---- RECORDS SUPPLIED

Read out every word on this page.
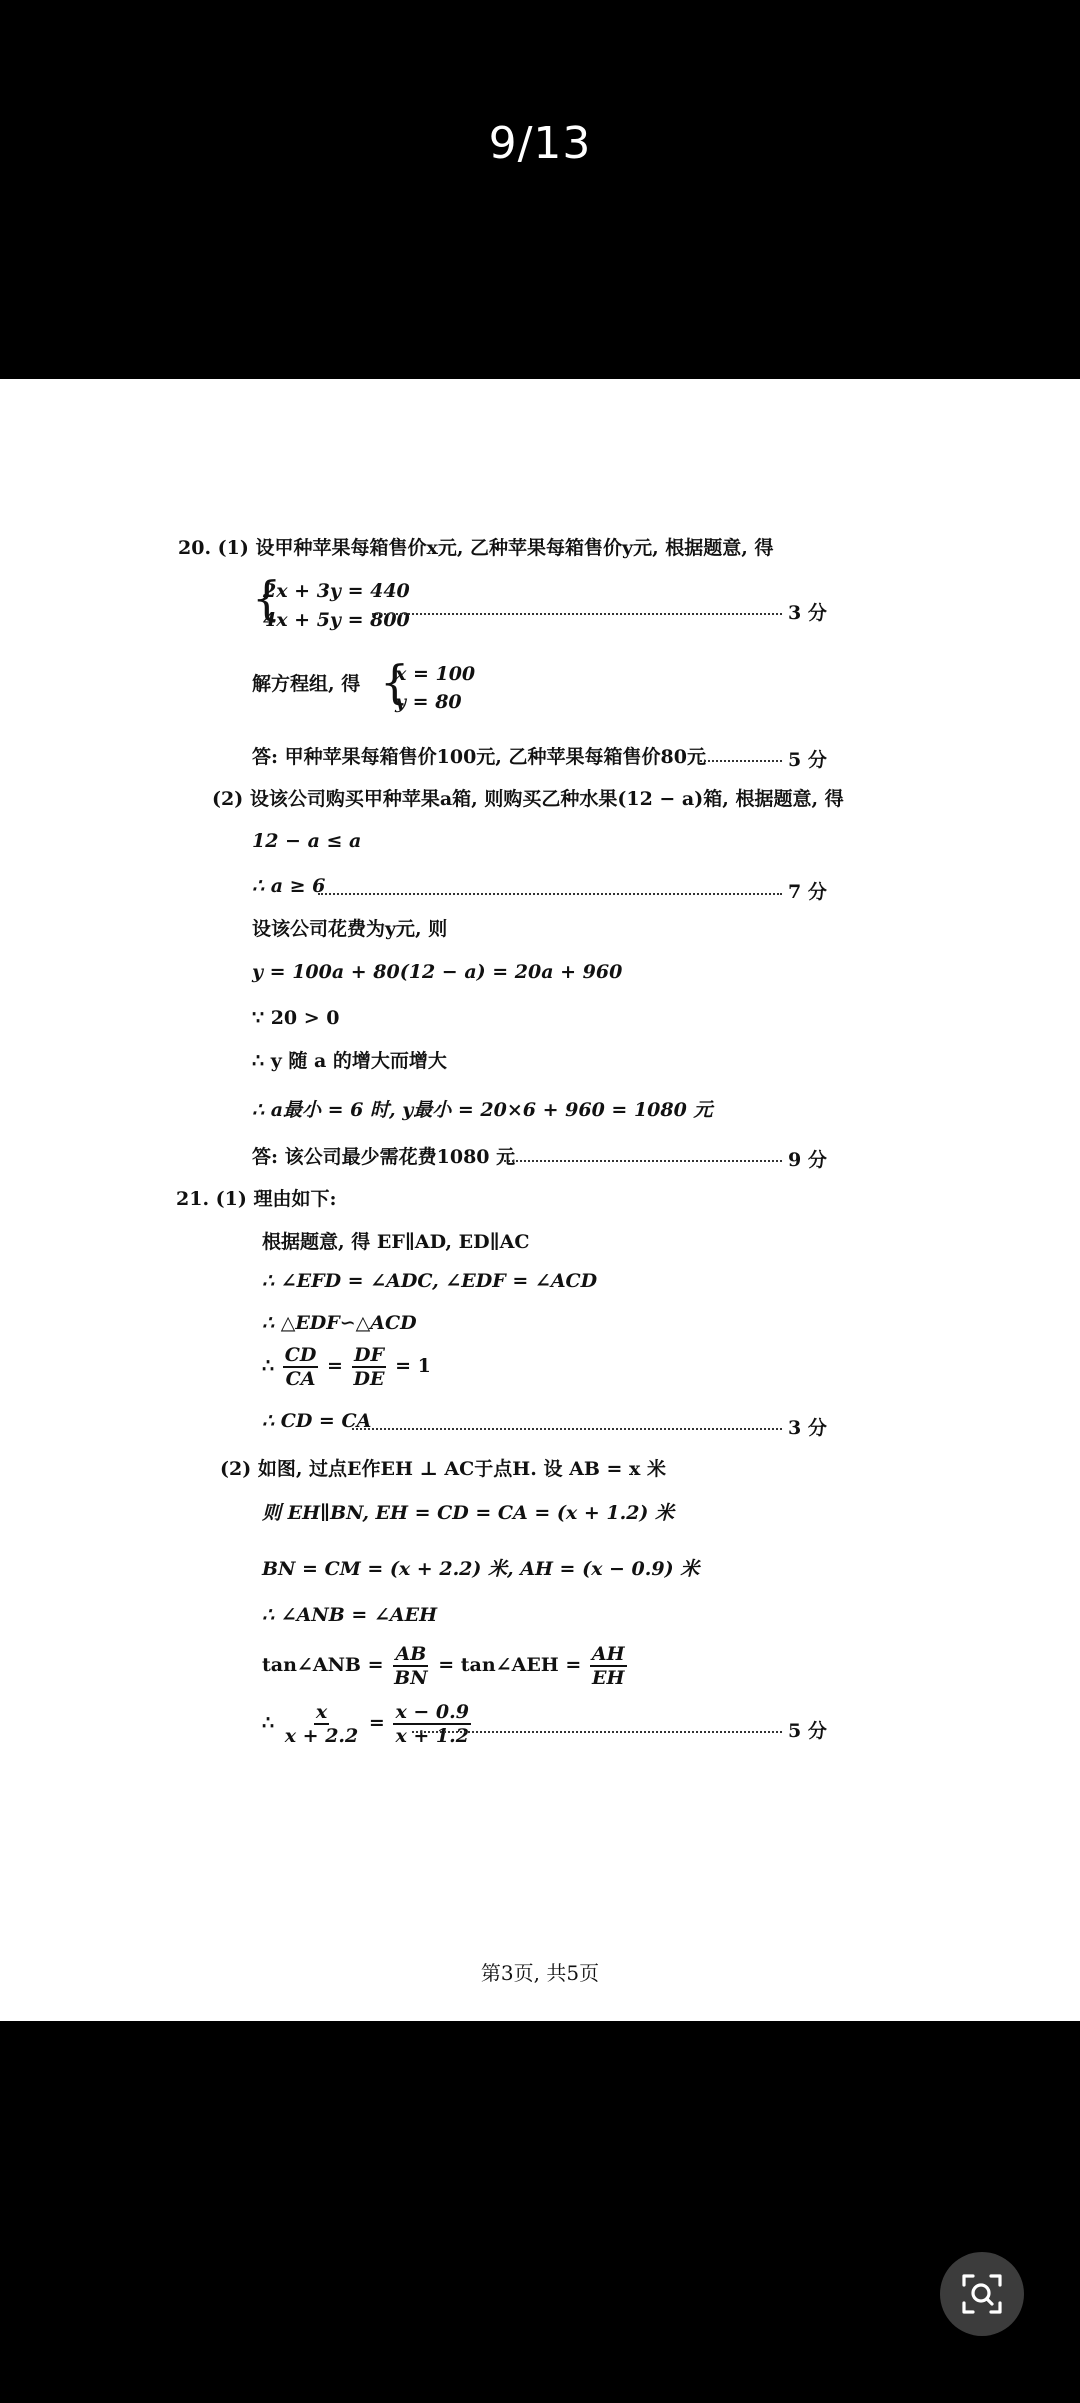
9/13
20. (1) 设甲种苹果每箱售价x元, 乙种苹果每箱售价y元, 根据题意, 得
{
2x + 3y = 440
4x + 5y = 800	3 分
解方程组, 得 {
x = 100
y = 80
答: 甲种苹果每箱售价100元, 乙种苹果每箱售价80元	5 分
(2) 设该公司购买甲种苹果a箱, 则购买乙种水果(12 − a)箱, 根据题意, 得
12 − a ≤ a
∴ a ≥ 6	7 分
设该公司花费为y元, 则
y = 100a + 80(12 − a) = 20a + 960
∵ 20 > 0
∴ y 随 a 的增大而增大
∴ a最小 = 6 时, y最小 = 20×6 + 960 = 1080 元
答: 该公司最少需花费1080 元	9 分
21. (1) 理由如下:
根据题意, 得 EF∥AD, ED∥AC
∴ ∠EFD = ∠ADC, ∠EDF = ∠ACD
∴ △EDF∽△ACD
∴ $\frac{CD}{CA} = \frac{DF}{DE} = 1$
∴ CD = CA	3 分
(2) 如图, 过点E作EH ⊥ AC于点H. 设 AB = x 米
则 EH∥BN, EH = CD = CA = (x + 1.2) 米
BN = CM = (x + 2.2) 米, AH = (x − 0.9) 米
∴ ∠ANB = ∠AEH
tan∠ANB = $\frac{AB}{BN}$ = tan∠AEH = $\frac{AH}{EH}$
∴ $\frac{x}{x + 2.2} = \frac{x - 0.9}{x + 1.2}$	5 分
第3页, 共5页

--------

**REQUIREMENT**
All of the data above should be transcribed verbatim, with pictures omitted.

**SOLUTION**
Read out every word on this page.
9/13
20. (1) 设甲种苹果每箱售价x元, 乙种苹果每箱售价y元, 根据题意, 得
{
2x + 3y = 440
4x + 5y = 800	3 分
解方程组, 得 {
x = 100
y = 80
答: 甲种苹果每箱售价100元, 乙种苹果每箱售价80元	5 分
(2) 设该公司购买甲种苹果a箱, 则购买乙种水果(12 − a)箱, 根据题意, 得
12 − a ≤ a
∴ a ≥ 6	7 分
设该公司花费为y元, 则
y = 100a + 80(12 − a) = 20a + 960
∵ 20 > 0
∴ y 随 a 的增大而增大
∴ a最小 = 6 时, y最小 = 20×6 + 960 = 1080 元
答: 该公司最少需花费1080 元	9 分
21. (1) 理由如下:
根据题意, 得 EF∥AD, ED∥AC
∴ ∠EFD = ∠ADC, ∠EDF = ∠ACD
∴ △EDF∽△ACD
∴ $\frac{CD}{CA} = \frac{DF}{DE} = 1$
∴ CD = CA	3 分
(2) 如图, 过点E作EH ⊥ AC于点H. 设 AB = x 米
则 EH∥BN, EH = CD = CA = (x + 1.2) 米
BN = CM = (x + 2.2) 米, AH = (x − 0.9) 米
∴ ∠ANB = ∠AEH
tan∠ANB = $\frac{AB}{BN}$ = tan∠AEH = $\frac{AH}{EH}$
∴ $\frac{x}{x + 2.2} = \frac{x - 0.9}{x + 1.2}$	5 分
第3页, 共5页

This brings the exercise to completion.